**Exercise prompt**
Pick every line with "name" from the material below.

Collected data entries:
* * * * * * *
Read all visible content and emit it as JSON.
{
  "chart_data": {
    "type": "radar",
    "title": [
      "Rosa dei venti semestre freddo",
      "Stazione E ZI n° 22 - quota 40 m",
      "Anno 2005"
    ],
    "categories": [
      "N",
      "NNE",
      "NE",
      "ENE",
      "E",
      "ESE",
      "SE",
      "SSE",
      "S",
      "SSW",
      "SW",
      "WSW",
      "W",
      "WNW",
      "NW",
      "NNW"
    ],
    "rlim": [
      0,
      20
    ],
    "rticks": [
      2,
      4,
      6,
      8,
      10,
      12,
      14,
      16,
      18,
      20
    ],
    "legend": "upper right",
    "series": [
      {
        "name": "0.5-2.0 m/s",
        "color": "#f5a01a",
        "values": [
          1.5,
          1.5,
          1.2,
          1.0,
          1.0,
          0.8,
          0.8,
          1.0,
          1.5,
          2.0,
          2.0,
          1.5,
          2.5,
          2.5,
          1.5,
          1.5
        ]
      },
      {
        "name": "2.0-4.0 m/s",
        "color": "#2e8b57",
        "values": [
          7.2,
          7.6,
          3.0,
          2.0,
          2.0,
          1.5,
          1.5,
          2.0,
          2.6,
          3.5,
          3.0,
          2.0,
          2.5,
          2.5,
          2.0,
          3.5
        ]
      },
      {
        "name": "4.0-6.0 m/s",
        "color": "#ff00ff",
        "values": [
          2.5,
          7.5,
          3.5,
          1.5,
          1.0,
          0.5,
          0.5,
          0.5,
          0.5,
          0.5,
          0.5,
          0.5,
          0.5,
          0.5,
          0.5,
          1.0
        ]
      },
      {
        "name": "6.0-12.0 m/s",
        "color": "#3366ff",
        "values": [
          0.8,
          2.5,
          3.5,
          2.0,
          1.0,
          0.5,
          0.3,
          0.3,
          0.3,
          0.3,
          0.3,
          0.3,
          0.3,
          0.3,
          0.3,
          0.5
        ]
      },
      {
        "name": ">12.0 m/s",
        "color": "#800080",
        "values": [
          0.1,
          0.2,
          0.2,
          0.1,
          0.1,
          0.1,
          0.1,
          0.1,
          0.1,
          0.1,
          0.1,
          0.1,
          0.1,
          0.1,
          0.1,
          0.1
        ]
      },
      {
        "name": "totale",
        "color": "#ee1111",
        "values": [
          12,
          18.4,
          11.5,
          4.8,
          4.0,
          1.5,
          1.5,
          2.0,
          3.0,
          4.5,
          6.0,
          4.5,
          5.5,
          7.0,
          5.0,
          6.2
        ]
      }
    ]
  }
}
* * * * * * *
**Result of the exercise**
        "name": "0.5-2.0 m/s",
        "name": "2.0-4.0 m/s",
        "name": "4.0-6.0 m/s",
        "name": "6.0-12.0 m/s",
        "name": ">12.0 m/s",
        "name": "totale",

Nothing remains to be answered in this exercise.